■ **EXERCISE DESCRIPTION**
Count the lines in the records below that contain the word "random", and give only that number.

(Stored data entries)

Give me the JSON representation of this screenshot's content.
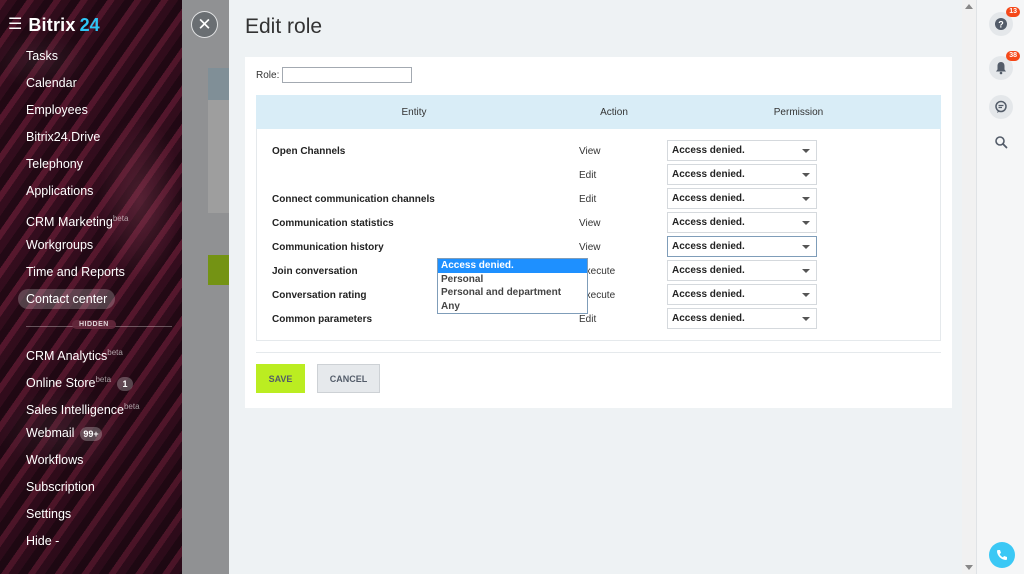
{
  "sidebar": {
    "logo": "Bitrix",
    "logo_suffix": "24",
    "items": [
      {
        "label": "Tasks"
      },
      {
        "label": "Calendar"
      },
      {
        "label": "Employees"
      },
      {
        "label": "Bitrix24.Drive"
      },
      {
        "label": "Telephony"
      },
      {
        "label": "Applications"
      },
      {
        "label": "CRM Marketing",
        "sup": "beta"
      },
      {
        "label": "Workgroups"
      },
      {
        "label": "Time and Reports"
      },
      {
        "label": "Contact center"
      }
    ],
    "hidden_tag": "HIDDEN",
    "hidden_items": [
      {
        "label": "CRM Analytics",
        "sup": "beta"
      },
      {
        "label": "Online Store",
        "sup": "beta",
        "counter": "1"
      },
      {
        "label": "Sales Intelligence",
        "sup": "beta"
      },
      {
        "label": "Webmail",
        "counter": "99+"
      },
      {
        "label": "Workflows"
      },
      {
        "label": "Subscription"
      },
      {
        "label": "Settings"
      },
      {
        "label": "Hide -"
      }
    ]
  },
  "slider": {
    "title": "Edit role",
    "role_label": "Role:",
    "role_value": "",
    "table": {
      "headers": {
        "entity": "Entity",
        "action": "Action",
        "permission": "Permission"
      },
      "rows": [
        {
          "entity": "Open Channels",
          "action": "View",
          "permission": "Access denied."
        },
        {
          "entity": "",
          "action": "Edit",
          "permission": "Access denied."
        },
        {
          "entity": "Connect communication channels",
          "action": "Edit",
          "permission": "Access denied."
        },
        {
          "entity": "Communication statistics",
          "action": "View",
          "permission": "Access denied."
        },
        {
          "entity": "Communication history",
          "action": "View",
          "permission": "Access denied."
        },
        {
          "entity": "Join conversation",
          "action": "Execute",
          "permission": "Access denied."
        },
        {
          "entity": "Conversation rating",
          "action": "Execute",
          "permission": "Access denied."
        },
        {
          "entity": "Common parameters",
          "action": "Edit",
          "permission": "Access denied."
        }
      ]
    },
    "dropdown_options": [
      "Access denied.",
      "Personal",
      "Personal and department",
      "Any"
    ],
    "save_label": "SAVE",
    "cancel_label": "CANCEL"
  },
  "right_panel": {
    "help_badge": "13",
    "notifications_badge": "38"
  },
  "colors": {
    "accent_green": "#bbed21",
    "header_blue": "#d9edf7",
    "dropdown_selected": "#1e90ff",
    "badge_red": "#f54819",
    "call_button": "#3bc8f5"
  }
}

--

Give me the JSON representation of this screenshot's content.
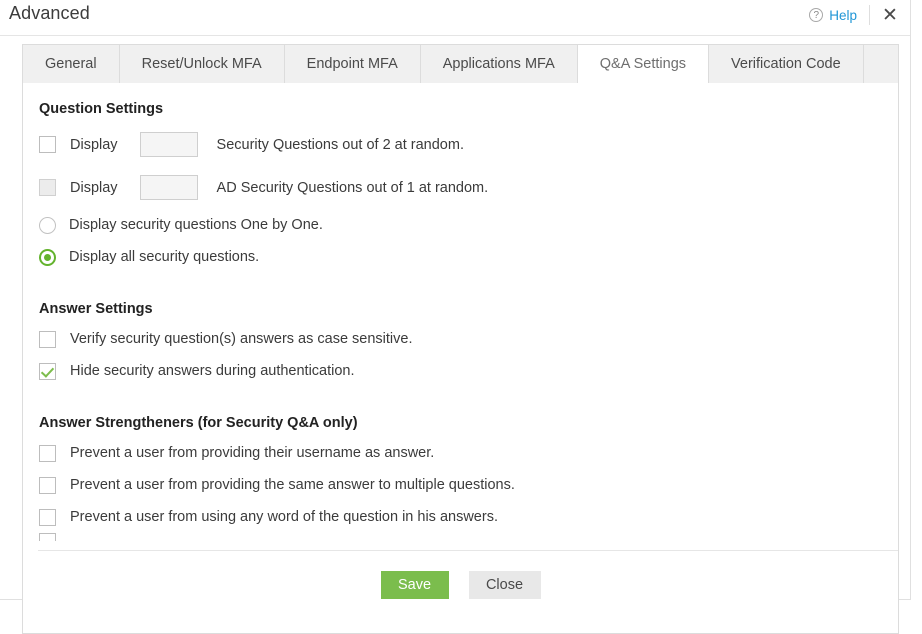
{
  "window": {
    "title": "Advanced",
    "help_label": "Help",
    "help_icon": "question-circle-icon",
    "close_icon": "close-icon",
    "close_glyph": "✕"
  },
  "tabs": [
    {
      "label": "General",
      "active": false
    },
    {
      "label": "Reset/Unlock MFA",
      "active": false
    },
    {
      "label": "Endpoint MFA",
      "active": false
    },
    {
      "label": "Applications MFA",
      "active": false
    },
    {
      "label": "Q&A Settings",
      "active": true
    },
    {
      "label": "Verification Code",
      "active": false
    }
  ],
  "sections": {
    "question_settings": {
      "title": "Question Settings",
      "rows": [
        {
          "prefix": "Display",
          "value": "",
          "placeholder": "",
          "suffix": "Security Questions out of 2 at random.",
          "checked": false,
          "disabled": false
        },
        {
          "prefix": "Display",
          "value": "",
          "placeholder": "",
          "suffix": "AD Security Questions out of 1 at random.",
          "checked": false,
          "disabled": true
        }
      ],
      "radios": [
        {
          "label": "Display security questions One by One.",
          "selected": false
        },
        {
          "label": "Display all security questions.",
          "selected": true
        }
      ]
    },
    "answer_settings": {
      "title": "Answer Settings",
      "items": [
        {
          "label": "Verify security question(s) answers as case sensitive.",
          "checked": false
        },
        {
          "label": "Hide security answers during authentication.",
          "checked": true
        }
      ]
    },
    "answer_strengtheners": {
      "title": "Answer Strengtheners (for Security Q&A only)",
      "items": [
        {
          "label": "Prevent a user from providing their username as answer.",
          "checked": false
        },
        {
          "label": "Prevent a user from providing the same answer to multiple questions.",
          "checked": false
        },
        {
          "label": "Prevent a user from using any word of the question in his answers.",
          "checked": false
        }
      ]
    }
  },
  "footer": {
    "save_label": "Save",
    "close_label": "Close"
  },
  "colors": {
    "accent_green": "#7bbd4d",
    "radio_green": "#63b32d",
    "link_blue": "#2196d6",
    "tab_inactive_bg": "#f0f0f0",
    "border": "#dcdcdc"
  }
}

==

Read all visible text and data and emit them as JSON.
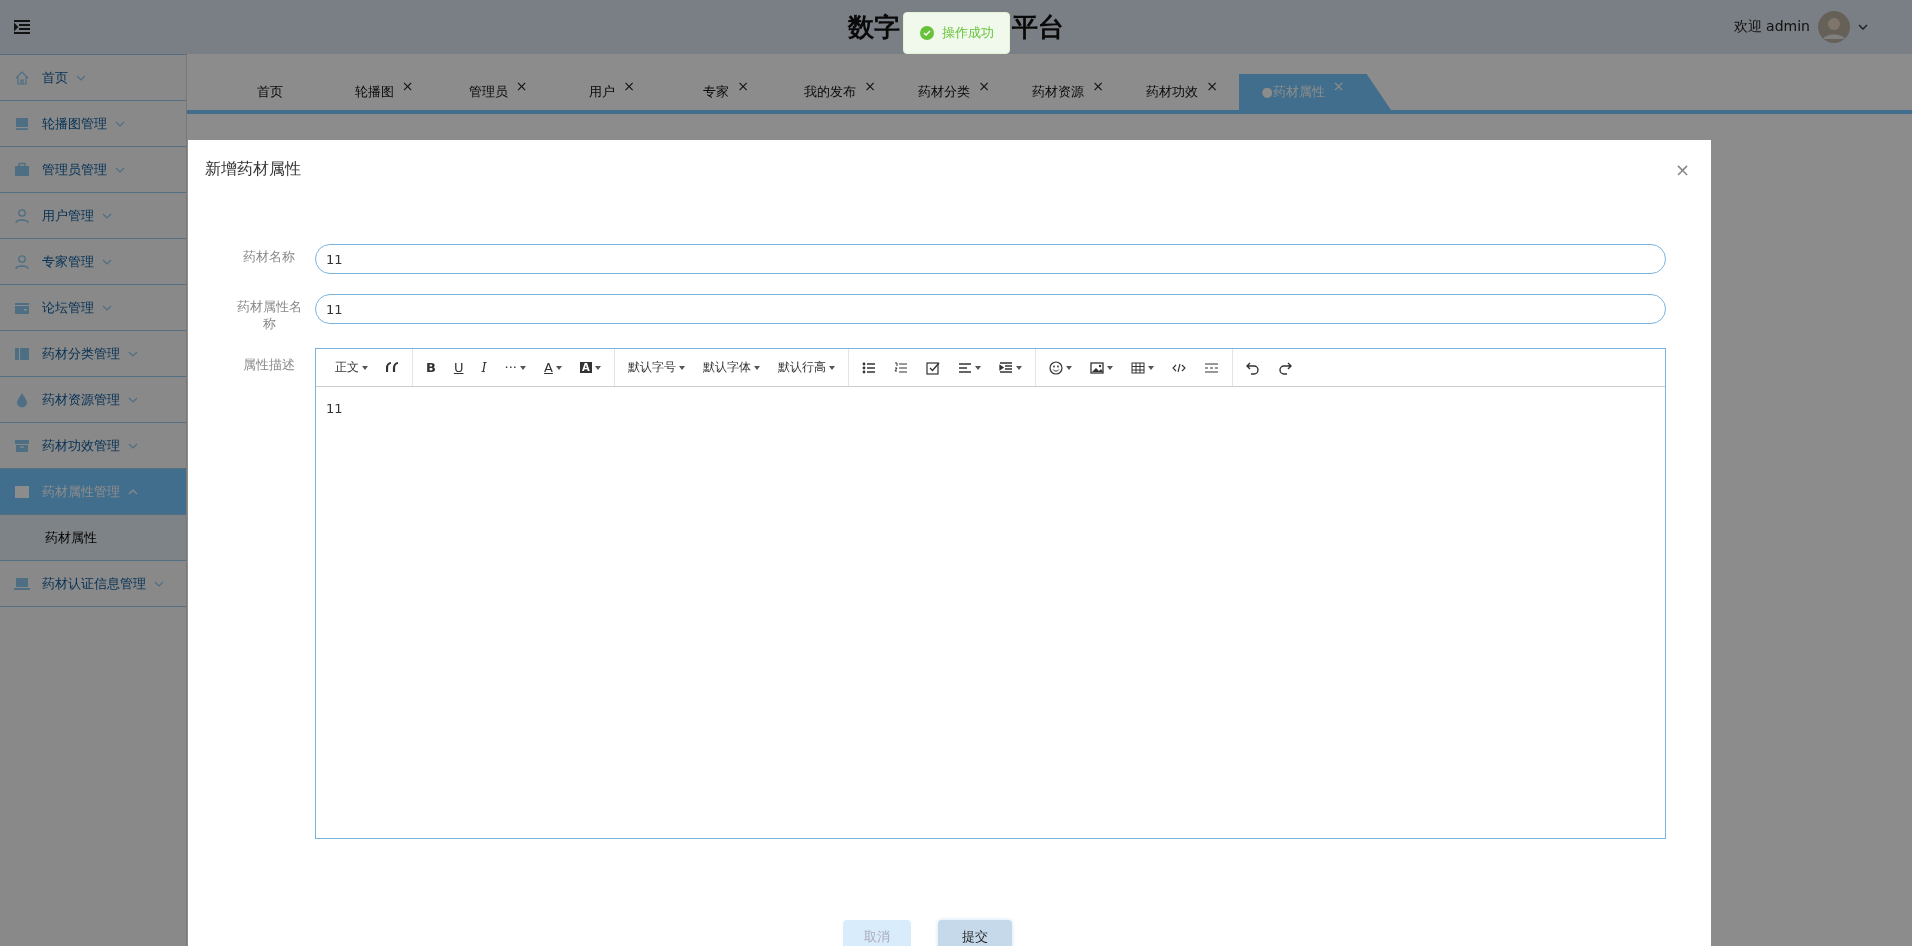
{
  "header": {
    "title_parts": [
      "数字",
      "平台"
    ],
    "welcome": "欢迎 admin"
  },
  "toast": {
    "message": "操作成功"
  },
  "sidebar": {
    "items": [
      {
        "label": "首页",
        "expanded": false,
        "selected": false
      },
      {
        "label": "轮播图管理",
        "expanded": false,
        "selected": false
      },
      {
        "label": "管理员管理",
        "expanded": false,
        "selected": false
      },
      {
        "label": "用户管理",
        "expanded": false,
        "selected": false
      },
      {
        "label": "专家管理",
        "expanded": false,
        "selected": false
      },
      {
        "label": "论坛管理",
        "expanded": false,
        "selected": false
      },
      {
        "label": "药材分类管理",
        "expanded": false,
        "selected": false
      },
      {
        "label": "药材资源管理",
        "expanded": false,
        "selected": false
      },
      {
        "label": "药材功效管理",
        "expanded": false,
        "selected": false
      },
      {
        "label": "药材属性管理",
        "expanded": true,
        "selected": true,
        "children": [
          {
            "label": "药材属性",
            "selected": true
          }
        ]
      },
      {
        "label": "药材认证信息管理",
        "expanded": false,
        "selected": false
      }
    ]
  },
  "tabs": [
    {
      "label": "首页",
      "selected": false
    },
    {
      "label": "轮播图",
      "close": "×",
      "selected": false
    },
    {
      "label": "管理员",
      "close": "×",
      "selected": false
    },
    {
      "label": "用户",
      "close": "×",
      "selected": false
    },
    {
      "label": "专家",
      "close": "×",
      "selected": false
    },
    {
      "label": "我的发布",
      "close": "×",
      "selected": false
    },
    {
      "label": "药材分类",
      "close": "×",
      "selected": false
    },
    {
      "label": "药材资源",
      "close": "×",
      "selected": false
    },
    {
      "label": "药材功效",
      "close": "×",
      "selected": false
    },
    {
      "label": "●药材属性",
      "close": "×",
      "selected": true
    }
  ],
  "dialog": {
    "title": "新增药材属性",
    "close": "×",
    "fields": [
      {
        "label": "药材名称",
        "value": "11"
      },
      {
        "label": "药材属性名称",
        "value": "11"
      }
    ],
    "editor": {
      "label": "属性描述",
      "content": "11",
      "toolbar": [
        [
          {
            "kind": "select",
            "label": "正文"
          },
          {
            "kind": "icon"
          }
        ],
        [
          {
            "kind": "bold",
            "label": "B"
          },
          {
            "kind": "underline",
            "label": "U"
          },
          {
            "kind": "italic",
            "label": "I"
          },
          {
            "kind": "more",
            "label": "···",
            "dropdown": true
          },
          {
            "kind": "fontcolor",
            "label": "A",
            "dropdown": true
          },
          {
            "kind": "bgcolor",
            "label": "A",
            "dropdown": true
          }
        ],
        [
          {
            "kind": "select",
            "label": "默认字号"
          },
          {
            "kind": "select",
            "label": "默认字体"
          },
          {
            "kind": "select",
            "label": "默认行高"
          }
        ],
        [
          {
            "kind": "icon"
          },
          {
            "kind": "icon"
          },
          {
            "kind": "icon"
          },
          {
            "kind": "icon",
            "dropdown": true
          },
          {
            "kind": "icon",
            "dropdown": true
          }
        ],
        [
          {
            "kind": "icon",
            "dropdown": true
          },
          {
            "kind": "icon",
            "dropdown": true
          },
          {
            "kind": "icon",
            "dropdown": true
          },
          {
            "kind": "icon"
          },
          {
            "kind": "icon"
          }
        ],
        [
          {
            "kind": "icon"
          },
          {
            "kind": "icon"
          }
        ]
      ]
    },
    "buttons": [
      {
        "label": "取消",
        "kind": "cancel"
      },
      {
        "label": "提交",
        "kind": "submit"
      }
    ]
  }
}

■ **ANSWER IN FULL**
2